[Annotated element data]
========================================

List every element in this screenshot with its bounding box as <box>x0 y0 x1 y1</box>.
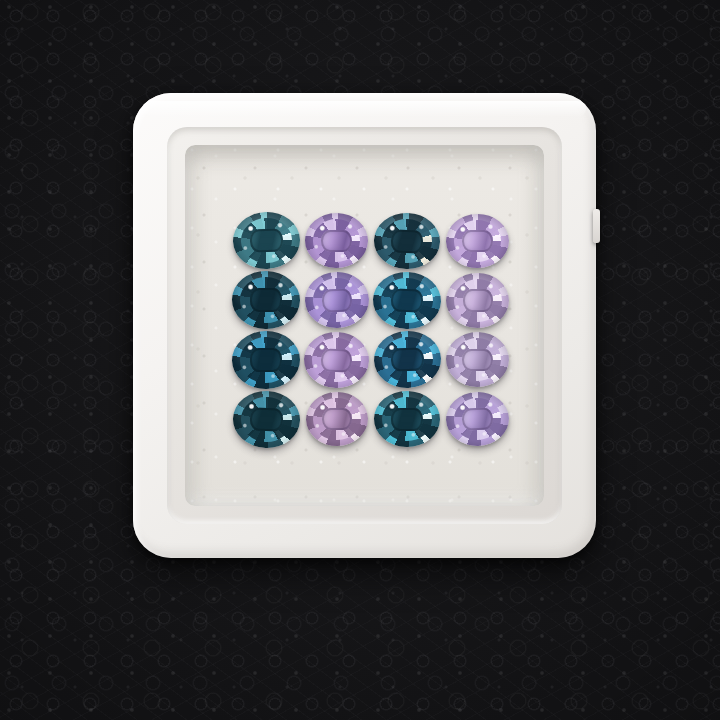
teal-gemstone <box>374 391 441 448</box>
teal-gemstone <box>232 211 301 270</box>
gem-cell-r1c2 <box>302 211 373 271</box>
gem-cell-r2c4 <box>443 271 514 331</box>
gem-cell-r2c3 <box>372 271 443 331</box>
gem-table-facet <box>322 408 352 431</box>
teal-gemstone <box>232 390 301 449</box>
gem-cell-r4c4 <box>443 390 514 450</box>
gem-table-facet <box>462 348 493 371</box>
lavender-gemstone <box>446 213 510 268</box>
gem-table-facet <box>462 230 493 253</box>
lavender-gemstone <box>446 273 509 328</box>
teal-gemstone <box>232 271 301 330</box>
gem-table-facet <box>250 288 283 312</box>
gem-table-facet <box>321 229 352 252</box>
teal-gemstone <box>373 330 442 389</box>
gem-cell-r2c1 <box>231 271 302 331</box>
lavender-gemstone <box>303 331 370 389</box>
gem-table-facet <box>391 408 423 432</box>
gem-table-facet <box>391 348 424 372</box>
gem-cell-r1c3 <box>372 211 443 271</box>
lavender-gemstone <box>304 271 370 329</box>
lavender-gemstone <box>305 392 368 447</box>
gem-cell-r4c1 <box>231 390 302 450</box>
gem-cell-r4c3 <box>372 390 443 450</box>
gem-cell-r3c1 <box>231 330 302 390</box>
lavender-gemstone <box>445 391 510 447</box>
lavender-gemstone <box>446 332 510 388</box>
gem-cell-r1c1 <box>231 211 302 271</box>
gem-table-facet <box>321 289 353 313</box>
gem-table-facet <box>250 348 283 372</box>
gem-table-facet <box>462 408 493 431</box>
gem-cell-r3c4 <box>443 330 514 390</box>
gem-cell-r2c2 <box>302 271 373 331</box>
gem-table-facet <box>321 348 353 372</box>
gem-table-facet <box>250 229 283 253</box>
gem-table-facet <box>391 288 424 312</box>
scene <box>0 0 720 720</box>
teal-gemstone <box>232 330 301 389</box>
gem-display-box <box>133 93 596 558</box>
lavender-gemstone <box>305 213 369 269</box>
gem-table-facet <box>250 407 283 431</box>
gem-cell-r1c4 <box>443 211 514 271</box>
gem-grid <box>231 211 513 449</box>
gem-cell-r4c2 <box>302 390 373 450</box>
box-lip-highlight <box>143 101 586 117</box>
gem-table-facet <box>463 289 493 312</box>
gem-cell-r3c2 <box>302 330 373 390</box>
teal-gemstone <box>372 271 442 330</box>
teal-gemstone <box>373 212 441 270</box>
gem-table-facet <box>391 229 423 253</box>
box-hinge-tab <box>593 209 600 243</box>
gem-cell-r3c3 <box>372 330 443 390</box>
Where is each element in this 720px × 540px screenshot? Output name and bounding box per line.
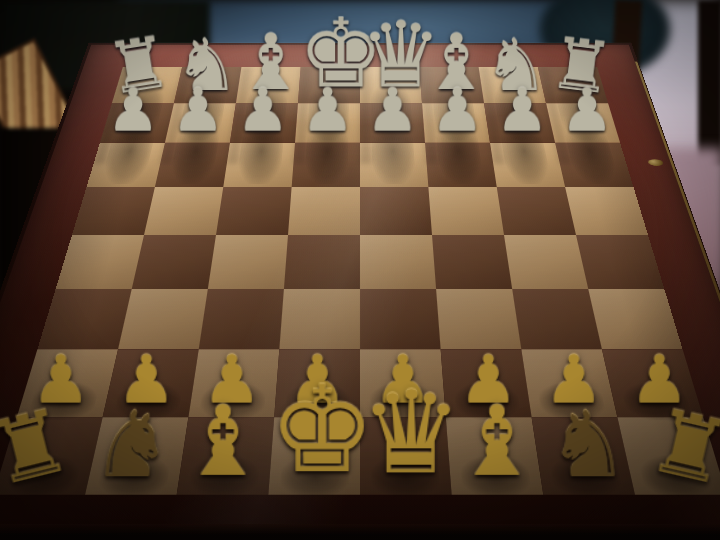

========================================

--- Requirements ---
Please rename "lavender-gemstone" to "violet-gemstone" in the data lines between the one holding "teal-gemstone <box>374 391 441 448</box>" and the one holding "gem-table-facet <box>250 288 283 312</box>", inclusive, changing nothing else. Return only those lines.

--- Exercise response ---
teal-gemstone <box>374 391 441 448</box>
teal-gemstone <box>232 211 301 270</box>
gem-cell-r1c2 <box>302 211 373 271</box>
gem-cell-r2c4 <box>443 271 514 331</box>
gem-cell-r2c3 <box>372 271 443 331</box>
gem-table-facet <box>322 408 352 431</box>
teal-gemstone <box>232 390 301 449</box>
gem-cell-r4c4 <box>443 390 514 450</box>
gem-table-facet <box>462 348 493 371</box>
violet-gemstone <box>446 213 510 268</box>
gem-table-facet <box>462 230 493 253</box>
violet-gemstone <box>446 273 509 328</box>
teal-gemstone <box>232 271 301 330</box>
gem-table-facet <box>250 288 283 312</box>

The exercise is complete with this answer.